Reproduce all of the material exactly as shown.

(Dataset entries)
-- begin --
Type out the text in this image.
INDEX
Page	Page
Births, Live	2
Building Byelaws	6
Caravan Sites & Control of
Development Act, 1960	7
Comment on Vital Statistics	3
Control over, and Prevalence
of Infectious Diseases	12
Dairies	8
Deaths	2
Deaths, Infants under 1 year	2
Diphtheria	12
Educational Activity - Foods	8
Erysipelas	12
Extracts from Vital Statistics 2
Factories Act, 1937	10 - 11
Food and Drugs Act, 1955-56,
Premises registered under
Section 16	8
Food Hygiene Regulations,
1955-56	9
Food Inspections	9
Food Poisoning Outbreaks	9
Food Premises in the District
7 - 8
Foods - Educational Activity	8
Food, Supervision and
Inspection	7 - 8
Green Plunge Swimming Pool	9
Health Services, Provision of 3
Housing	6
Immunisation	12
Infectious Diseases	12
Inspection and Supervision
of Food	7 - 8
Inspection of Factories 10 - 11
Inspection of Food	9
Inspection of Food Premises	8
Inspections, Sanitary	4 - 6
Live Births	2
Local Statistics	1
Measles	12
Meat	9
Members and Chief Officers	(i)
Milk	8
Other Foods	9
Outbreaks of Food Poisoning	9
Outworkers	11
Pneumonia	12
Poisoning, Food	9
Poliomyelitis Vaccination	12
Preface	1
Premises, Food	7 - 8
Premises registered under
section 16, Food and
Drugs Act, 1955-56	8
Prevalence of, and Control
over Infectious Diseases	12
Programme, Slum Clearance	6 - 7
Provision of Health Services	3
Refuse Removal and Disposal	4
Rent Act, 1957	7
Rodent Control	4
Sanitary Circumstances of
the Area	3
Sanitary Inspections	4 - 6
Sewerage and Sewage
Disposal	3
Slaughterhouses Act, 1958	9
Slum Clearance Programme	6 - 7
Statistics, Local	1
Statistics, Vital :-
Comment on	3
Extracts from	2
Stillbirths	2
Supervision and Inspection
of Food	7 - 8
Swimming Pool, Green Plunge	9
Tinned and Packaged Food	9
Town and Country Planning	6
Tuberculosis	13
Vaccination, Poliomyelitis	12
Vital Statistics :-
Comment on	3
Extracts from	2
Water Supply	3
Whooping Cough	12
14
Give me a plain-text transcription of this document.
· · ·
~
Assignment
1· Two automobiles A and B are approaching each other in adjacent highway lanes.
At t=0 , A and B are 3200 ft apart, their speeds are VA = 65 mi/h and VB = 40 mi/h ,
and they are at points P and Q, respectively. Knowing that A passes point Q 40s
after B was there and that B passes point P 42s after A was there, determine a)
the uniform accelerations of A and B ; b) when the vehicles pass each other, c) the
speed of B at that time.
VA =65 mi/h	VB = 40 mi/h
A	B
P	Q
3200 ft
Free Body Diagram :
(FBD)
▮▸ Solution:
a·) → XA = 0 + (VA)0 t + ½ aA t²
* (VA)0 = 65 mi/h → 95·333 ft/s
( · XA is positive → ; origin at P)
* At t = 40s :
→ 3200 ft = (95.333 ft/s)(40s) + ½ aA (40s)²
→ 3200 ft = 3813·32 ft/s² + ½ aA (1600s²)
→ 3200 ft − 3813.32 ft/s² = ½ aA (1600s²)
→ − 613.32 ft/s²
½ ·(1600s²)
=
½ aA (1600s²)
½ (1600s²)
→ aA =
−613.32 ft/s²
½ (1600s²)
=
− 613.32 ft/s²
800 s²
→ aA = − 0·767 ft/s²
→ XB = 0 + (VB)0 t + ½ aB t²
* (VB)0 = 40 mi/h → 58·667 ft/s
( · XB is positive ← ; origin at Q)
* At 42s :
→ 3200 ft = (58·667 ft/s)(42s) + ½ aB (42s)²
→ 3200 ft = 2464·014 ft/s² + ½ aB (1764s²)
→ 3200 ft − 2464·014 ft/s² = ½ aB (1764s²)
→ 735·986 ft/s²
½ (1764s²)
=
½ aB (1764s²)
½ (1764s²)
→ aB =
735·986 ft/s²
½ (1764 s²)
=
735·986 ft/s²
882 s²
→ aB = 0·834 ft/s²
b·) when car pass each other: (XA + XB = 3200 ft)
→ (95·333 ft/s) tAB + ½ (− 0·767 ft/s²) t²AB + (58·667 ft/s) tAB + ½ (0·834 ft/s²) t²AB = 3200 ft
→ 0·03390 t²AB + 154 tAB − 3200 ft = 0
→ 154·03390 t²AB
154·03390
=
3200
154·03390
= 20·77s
-- end --
Result of the exercise >>
Type out the text in this image.
INDEX
Page	Page
Births, Live	2
Building Byelaws	6
Caravan Sites & Control of
Development Act, 1960	7
Comment on Vital Statistics	3
Control over, and Prevalence
of Infectious Diseases	12
Dairies	8
Deaths	2
Deaths, Infants under 1 year	2
Diphtheria	12
Educational Activity - Foods	8
Erysipelas	12
Extracts from Vital Statistics 2
Factories Act, 1937	10 - 11
Food and Drugs Act, 1955-56,
Premises registered under
Section 16	8
Food Hygiene Regulations,
1955-56	9
Food Inspections	9
Food Poisoning Outbreaks	9
Food Premises in the District
7 - 8
Foods - Educational Activity	8
Food, Supervision and
Inspection	7 - 8
Green Plunge Swimming Pool	9
Health Services, Provision of 3
Housing	6
Immunisation	12
Infectious Diseases	12
Inspection and Supervision
of Food	7 - 8
Inspection of Factories 10 - 11
Inspection of Food	9
Inspection of Food Premises	8
Inspections, Sanitary	4 - 6
Live Births	2
Local Statistics	1
Measles	12
Meat	9
Members and Chief Officers	(i)
Milk	8
Other Foods	9
Outbreaks of Food Poisoning	9
Outworkers	11
Pneumonia	12
Poisoning, Food	9
Poliomyelitis Vaccination	12
Preface	1
Premises, Food	7 - 8
Premises registered under
section 16, Food and
Drugs Act, 1955-56	8
Prevalence of, and Control
over Infectious Diseases	12
Programme, Slum Clearance	6 - 7
Provision of Health Services	3
Refuse Removal and Disposal	4
Rent Act, 1957	7
Rodent Control	4
Sanitary Circumstances of
the Area	3
Sanitary Inspections	4 - 6
Sewerage and Sewage
Disposal	3
Slaughterhouses Act, 1958	9
Slum Clearance Programme	6 - 7
Statistics, Local	1
Statistics, Vital :-
Comment on	3
Extracts from	2
Stillbirths	2
Supervision and Inspection
of Food	7 - 8
Swimming Pool, Green Plunge	9
Tinned and Packaged Food	9
Town and Country Planning	6
Tuberculosis	13
Vaccination, Poliomyelitis	12
Vital Statistics :-
Comment on	3
Extracts from	2
Water Supply	3
Whooping Cough	12
14
Give me a plain-text transcription of this document.
· · ·
~
Assignment
1· Two automobiles A and B are approaching each other in adjacent highway lanes.
At t=0 , A and B are 3200 ft apart, their speeds are VA = 65 mi/h and VB = 40 mi/h ,
and they are at points P and Q, respectively. Knowing that A passes point Q 40s
after B was there and that B passes point P 42s after A was there, determine a)
the uniform accelerations of A and B ; b) when the vehicles pass each other, c) the
speed of B at that time.
VA =65 mi/h	VB = 40 mi/h
A	B
P	Q
3200 ft
Free Body Diagram :
(FBD)
▮▸ Solution:
a·) → XA = 0 + (VA)0 t + ½ aA t²
* (VA)0 = 65 mi/h → 95·333 ft/s
( · XA is positive → ; origin at P)
* At t = 40s :
→ 3200 ft = (95.333 ft/s)(40s) + ½ aA (40s)²
→ 3200 ft = 3813·32 ft/s² + ½ aA (1600s²)
→ 3200 ft − 3813.32 ft/s² = ½ aA (1600s²)
→ − 613.32 ft/s²
½ ·(1600s²)
=
½ aA (1600s²)
½ (1600s²)
→ aA =
−613.32 ft/s²
½ (1600s²)
=
− 613.32 ft/s²
800 s²
→ aA = − 0·767 ft/s²
→ XB = 0 + (VB)0 t + ½ aB t²
* (VB)0 = 40 mi/h → 58·667 ft/s
( · XB is positive ← ; origin at Q)
* At 42s :
→ 3200 ft = (58·667 ft/s)(42s) + ½ aB (42s)²
→ 3200 ft = 2464·014 ft/s² + ½ aB (1764s²)
→ 3200 ft − 2464·014 ft/s² = ½ aB (1764s²)
→ 735·986 ft/s²
½ (1764s²)
=
½ aB (1764s²)
½ (1764s²)
→ aB =
735·986 ft/s²
½ (1764 s²)
=
735·986 ft/s²
882 s²
→ aB = 0·834 ft/s²
b·) when car pass each other: (XA + XB = 3200 ft)
→ (95·333 ft/s) tAB + ½ (− 0·767 ft/s²) t²AB + (58·667 ft/s) tAB + ½ (0·834 ft/s²) t²AB = 3200 ft
→ 0·03390 t²AB + 154 tAB − 3200 ft = 0
→ 154·03390 t²AB
154·03390
=
3200
154·03390
= 20·77s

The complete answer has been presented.